- [WRITTEN TASK] Return word for word the stretch of the records from their first line through the line containing "control-panel-icon: [104, 36, 122, 54]", and nothing else.

- [AVAILABLE RECORDS]
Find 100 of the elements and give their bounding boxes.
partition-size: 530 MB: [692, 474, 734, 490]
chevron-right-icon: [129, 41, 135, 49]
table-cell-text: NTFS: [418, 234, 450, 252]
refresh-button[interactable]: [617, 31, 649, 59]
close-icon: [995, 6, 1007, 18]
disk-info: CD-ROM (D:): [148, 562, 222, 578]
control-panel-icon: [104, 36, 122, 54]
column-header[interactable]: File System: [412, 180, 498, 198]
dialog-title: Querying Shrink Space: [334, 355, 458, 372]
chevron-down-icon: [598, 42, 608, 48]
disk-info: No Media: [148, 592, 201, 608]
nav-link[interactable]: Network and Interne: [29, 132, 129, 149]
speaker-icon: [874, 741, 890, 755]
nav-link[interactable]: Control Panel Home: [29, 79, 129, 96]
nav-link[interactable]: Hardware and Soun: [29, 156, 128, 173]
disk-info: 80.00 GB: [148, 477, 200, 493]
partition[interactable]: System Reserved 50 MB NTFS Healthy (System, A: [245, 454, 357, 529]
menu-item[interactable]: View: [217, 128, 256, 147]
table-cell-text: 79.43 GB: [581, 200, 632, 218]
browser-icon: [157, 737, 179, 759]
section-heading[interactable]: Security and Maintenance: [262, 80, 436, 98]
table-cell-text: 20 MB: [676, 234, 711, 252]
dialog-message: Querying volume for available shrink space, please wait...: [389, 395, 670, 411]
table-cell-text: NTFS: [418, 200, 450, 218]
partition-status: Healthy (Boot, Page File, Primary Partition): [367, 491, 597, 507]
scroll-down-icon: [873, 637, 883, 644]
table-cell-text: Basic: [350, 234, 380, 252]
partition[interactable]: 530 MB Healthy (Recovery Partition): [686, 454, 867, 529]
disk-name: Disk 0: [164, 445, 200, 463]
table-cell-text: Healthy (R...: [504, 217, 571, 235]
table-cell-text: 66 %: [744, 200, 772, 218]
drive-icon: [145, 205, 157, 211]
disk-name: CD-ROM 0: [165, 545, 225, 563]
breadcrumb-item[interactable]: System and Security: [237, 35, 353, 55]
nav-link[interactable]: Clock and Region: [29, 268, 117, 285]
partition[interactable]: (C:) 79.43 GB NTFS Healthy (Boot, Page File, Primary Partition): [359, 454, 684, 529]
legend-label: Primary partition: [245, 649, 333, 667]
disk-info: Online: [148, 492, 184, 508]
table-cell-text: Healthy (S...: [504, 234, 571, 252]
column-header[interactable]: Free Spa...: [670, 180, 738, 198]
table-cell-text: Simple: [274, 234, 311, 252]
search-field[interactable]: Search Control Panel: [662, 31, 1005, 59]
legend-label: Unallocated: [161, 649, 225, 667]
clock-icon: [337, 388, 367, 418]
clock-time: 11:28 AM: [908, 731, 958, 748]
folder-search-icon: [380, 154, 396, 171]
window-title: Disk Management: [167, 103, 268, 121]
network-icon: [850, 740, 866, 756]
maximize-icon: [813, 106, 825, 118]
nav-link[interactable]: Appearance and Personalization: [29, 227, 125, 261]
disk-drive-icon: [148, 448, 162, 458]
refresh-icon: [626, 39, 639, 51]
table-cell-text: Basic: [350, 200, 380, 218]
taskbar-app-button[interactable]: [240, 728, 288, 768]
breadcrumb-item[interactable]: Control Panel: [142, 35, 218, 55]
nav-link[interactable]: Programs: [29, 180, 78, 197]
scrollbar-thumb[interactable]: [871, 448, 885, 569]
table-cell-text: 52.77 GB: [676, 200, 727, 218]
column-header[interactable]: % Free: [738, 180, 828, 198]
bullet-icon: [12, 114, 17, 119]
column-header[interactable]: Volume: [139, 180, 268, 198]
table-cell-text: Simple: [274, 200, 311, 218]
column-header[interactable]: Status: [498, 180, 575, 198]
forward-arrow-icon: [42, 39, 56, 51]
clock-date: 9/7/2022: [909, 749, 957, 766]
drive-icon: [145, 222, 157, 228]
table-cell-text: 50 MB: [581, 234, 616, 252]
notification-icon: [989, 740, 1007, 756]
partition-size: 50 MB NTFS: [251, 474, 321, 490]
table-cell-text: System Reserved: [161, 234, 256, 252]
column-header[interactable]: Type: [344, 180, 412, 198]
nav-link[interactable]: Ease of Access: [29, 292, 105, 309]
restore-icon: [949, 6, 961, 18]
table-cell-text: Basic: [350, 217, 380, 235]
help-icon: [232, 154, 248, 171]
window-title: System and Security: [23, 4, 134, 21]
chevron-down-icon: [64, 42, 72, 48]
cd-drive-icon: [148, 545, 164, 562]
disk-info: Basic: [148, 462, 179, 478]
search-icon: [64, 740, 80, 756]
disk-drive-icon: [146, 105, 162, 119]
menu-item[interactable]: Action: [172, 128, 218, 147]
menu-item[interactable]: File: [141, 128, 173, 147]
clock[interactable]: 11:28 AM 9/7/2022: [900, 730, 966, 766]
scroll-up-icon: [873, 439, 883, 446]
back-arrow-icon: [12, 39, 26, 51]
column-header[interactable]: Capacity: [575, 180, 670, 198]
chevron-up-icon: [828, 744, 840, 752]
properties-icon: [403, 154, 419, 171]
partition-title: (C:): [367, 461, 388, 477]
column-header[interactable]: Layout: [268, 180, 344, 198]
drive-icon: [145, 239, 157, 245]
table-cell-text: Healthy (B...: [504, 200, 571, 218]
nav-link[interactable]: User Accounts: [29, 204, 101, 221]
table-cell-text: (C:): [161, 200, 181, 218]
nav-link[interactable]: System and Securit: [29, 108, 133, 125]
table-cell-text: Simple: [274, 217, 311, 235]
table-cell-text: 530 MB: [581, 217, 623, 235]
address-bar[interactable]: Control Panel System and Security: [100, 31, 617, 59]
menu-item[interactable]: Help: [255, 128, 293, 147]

- [EXERCISE ANSWER]
Find 100 of the elements and give their bounding boxes.
partition-size: 530 MB: [692, 474, 734, 490]
chevron-right-icon: [129, 41, 135, 49]
table-cell-text: NTFS: [418, 234, 450, 252]
refresh-button[interactable]: [617, 31, 649, 59]
close-icon: [995, 6, 1007, 18]
disk-info: CD-ROM (D:): [148, 562, 222, 578]
control-panel-icon: [104, 36, 122, 54]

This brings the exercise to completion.